> [Set task] Using the data below, gather each line that includes the word "Siegel".
>>>>>
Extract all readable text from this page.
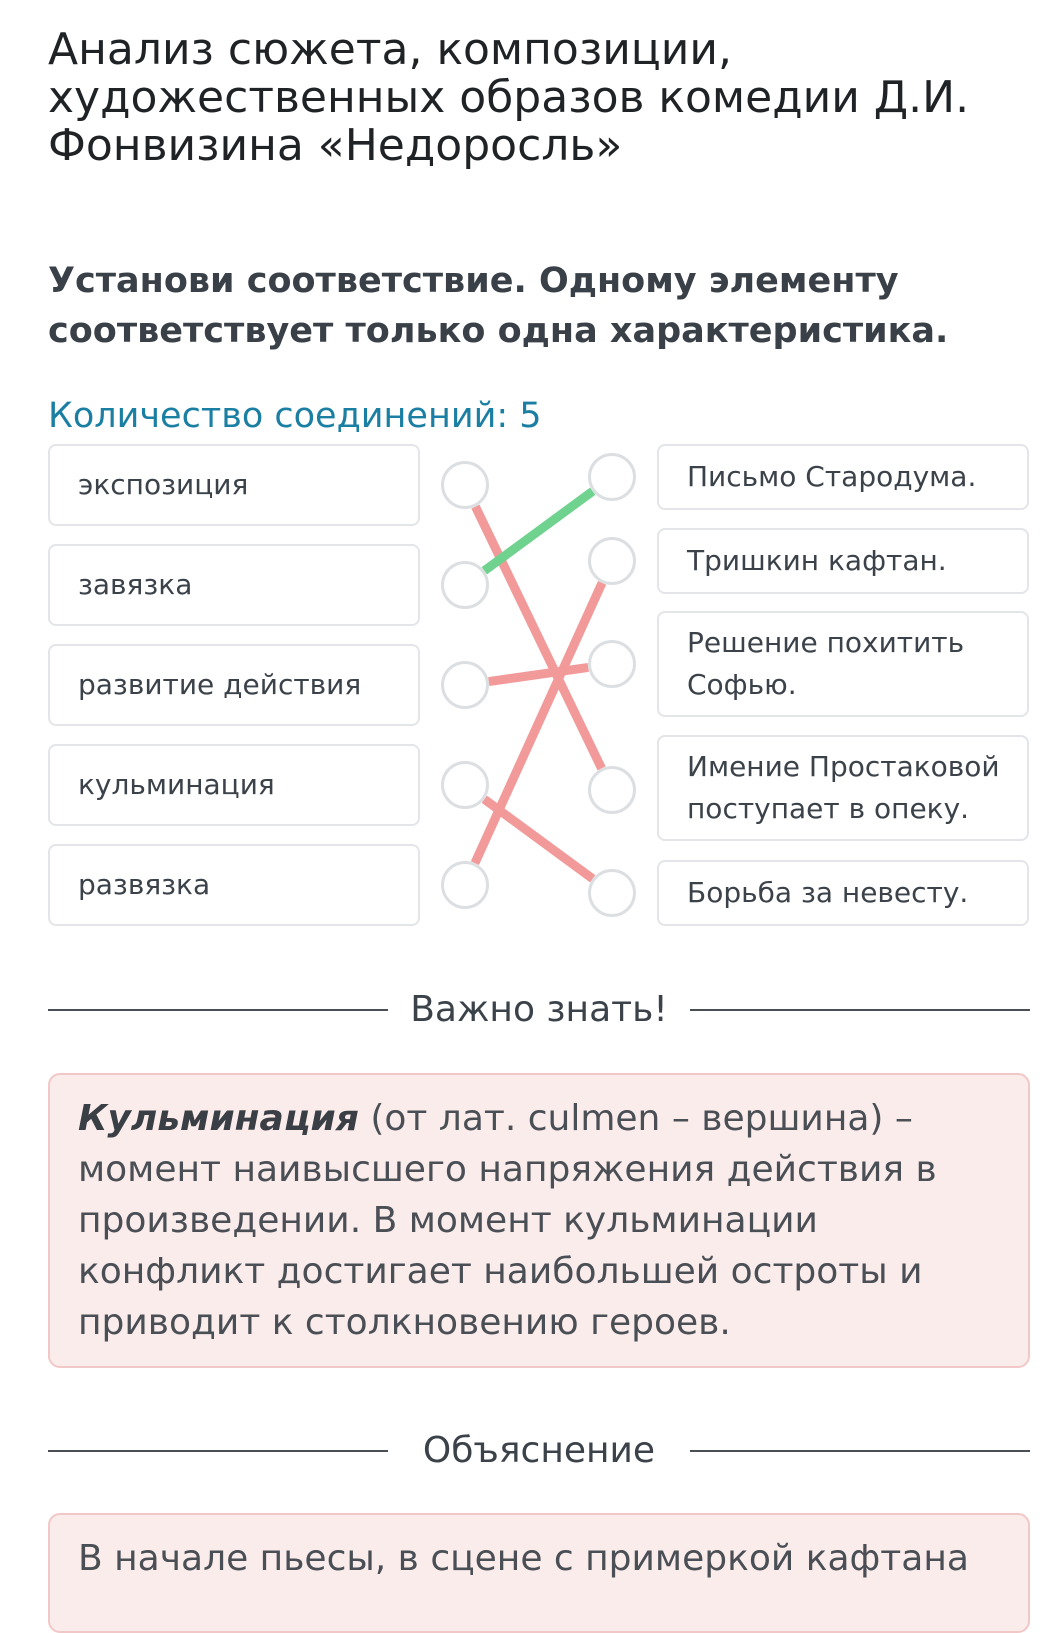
Анализ сюжета, композиции, художественных образов комедии Д.И. Фонвизина «Недоросль»
Установи соответствие. Одному элементу соответствует только одна характеристика.
Количество соединений: 5
экспозиция
завязка
развитие действия
кульминация
развязка
Письмо Стародума.
Тришкин кафтан.
Решение похитить Софью.
Имение Простаковой поступает в опеку.
Борьба за невесту.
Важно знать!
Кульминация (от лат. culmen – вершина) – момент наивысшего напряжения действия в произведении. В момент кульминации конфликт достигает наибольшей остроты и приводит к столкновению героев.
Объяснение
В начале пьесы, в сцене с примеркой кафтана
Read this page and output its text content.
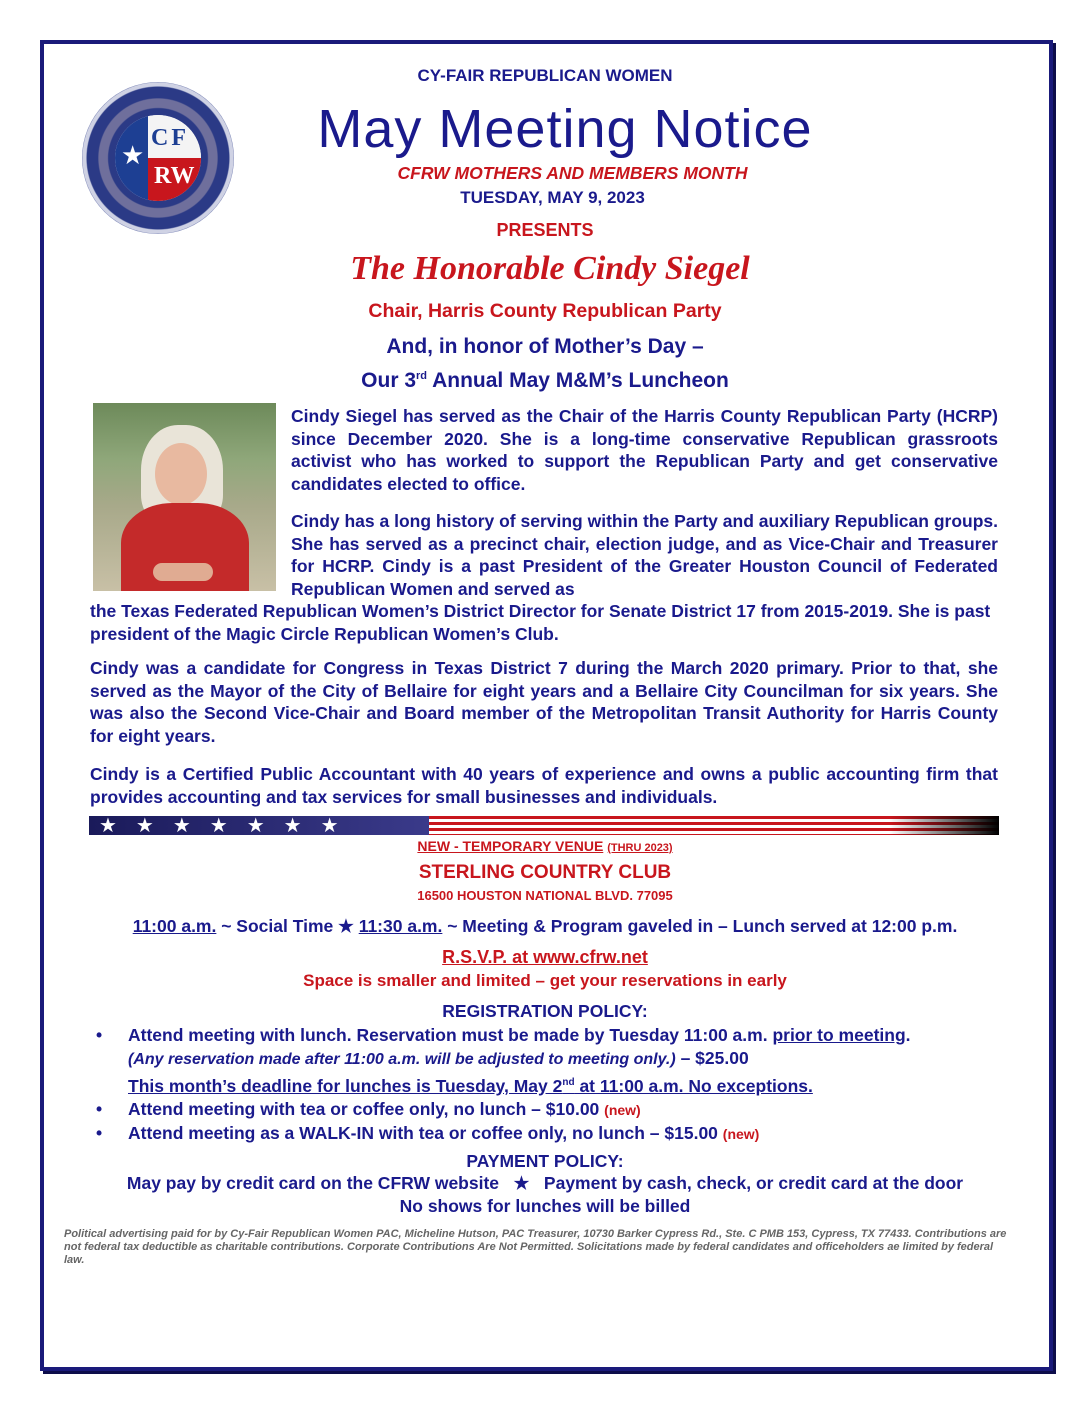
★
CF
RW
CY-FAIR REPUBLICAN WOMEN
May Meeting Notice
CFRW MOTHERS AND MEMBERS MONTH
TUESDAY, MAY 9, 2023
PRESENTS
The Honorable Cindy Siegel
Chair, Harris County Republican Party
And, in honor of Mother’s Day –
Our 3rd Annual May M&M’s Luncheon

Cindy Siegel has served as the Chair of the Harris County Republican Party (HCRP) since December 2020. She is a long-time conservative Republican grassroots activist who has worked to support the Republican Party and get conservative candidates elected to office.

Cindy has a long history of serving within the Party and auxiliary Republican groups. She has served as a precinct chair, election judge, and as Vice-Chair and Treasurer for HCRP. Cindy is a past President of the Greater Houston Council of Federated Republican Women and served as

the Texas Federated Republican Women’s District Director for Senate District 17 from 2015-2019. She is past president of the Magic Circle Republican Women’s Club.

Cindy was a candidate for Congress in Texas District 7 during the March 2020 primary. Prior to that, she served as the Mayor of the City of Bellaire for eight years and a Bellaire City Councilman for six years. She was also the Second Vice-Chair and Board member of the Metropolitan Transit Authority for Harris County for eight years.

Cindy is a Certified Public Accountant with 40 years of experience and owns a public accounting firm that provides accounting and tax services for small businesses and individuals.

★★★★★★★
NEW - TEMPORARY VENUE (THRU 2023)
STERLING COUNTRY CLUB
16500 HOUSTON NATIONAL BLVD. 77095
11:00 a.m. ~ Social Time ★ 11:30 a.m. ~ Meeting & Program gaveled in – Lunch served at 12:00 p.m.
R.S.V.P. at www.cfrw.net
Space is smaller and limited – get your reservations in early
REGISTRATION POLICY:
• Attend meeting with lunch. Reservation must be made by Tuesday 11:00 a.m. prior to meeting.
(Any reservation made after 11:00 a.m. will be adjusted to meeting only.) – $25.00
This month’s deadline for lunches is Tuesday, May 2nd at 11:00 a.m. No exceptions.
• Attend meeting with tea or coffee only, no lunch – $10.00 (new)
• Attend meeting as a WALK-IN with tea or coffee only, no lunch – $15.00 (new)
PAYMENT POLICY:
May pay by credit card on the CFRW website ★ Payment by cash, check, or credit card at the door
No shows for lunches will be billed
Political advertising paid for by Cy-Fair Republican Women PAC, Micheline Hutson, PAC Treasurer, 10730 Barker Cypress Rd., Ste. C PMB 153, Cypress, TX 77433. Contributions are not federal tax deductible as charitable contributions. Corporate Contributions Are Not Permitted. Solicitations made by federal candidates and officeholders ae limited by federal law.
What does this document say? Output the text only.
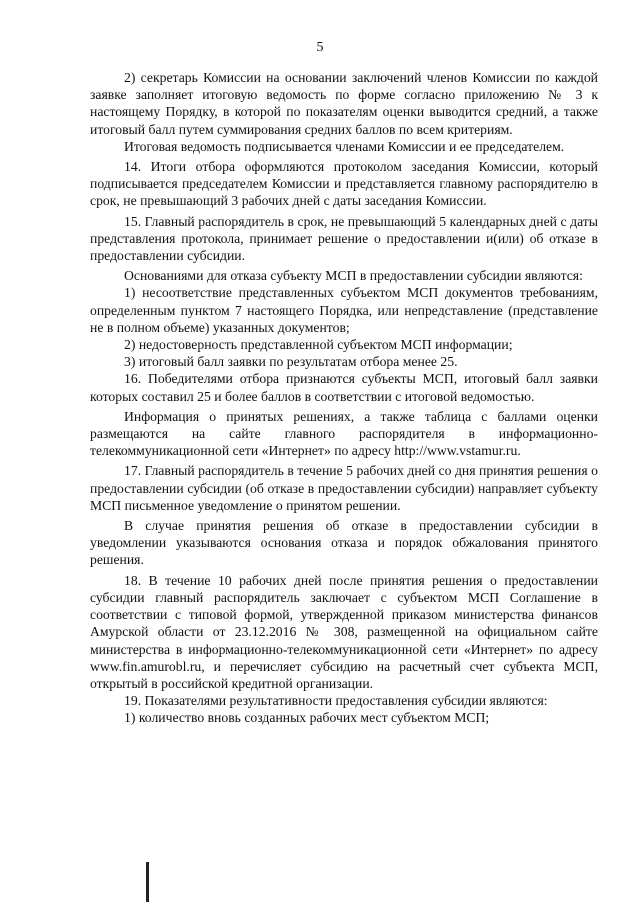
5

2) секретарь Комиссии на основании заключений членов Комиссии по каждой заявке заполняет итоговую ведомость по форме согласно приложению № 3 к настоящему Порядку, в которой по показателям оценки выводится средний, а также итоговый балл путем суммирования средних баллов по всем критериям.

Итоговая ведомость подписывается членами Комиссии и ее председателем.

14. Итоги отбора оформляются протоколом заседания Комиссии, который подписывается председателем Комиссии и представляется главному распорядителю в срок, не превышающий 3 рабочих дней с даты заседания Комиссии.

15. Главный распорядитель в срок, не превышающий 5 календарных дней с даты представления протокола, принимает решение о предоставлении и(или) об отказе в предоставлении субсидии.

Основаниями для отказа субъекту МСП в предоставлении субсидии являются:

1) несоответствие представленных субъектом МСП документов требованиям, определенным пунктом 7 настоящего Порядка, или непредставление (представление не в полном объеме) указанных документов;

2) недостоверность представленной субъектом МСП информации;

3) итоговый балл заявки по результатам отбора менее 25.

16. Победителями отбора признаются субъекты МСП, итоговый балл заявки которых составил 25 и более баллов в соответствии с итоговой ведомостью.

Информация о принятых решениях, а также таблица с баллами оценки размещаются на сайте главного распорядителя в информационно-телекоммуникационной сети «Интернет» по адресу http://www.vstamur.ru.

17. Главный распорядитель в течение 5 рабочих дней со дня принятия решения о предоставлении субсидии (об отказе в предоставлении субсидии) направляет субъекту МСП письменное уведомление о принятом решении.

В случае принятия решения об отказе в предоставлении субсидии в уведомлении указываются основания отказа и порядок обжалования принятого решения.

18. В течение 10 рабочих дней после принятия решения о предоставлении субсидии главный распорядитель заключает с субъектом МСП Соглашение в соответствии с типовой формой, утвержденной приказом министерства финансов Амурской области от 23.12.2016 № 308, размещенной на официальном сайте министерства в информационно-телекоммуникационной сети «Интернет» по адресу www.fin.amurobl.ru, и перечисляет субсидию на расчетный счет субъекта МСП, открытый в российской кредитной организации.

19. Показателями результативности предоставления субсидии являются:

1) количество вновь созданных рабочих мест субъектом МСП;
<<<<<
> [Finished exercise]
The Honorable Cindy Siegel
Cindy Siegel has served as the Chair of the Harris County Republican Party (HCRP) since December 2020. She is a long-time conservative Republican grassroots activist who has worked to support the Republican Party and get conservative candidates elected to office.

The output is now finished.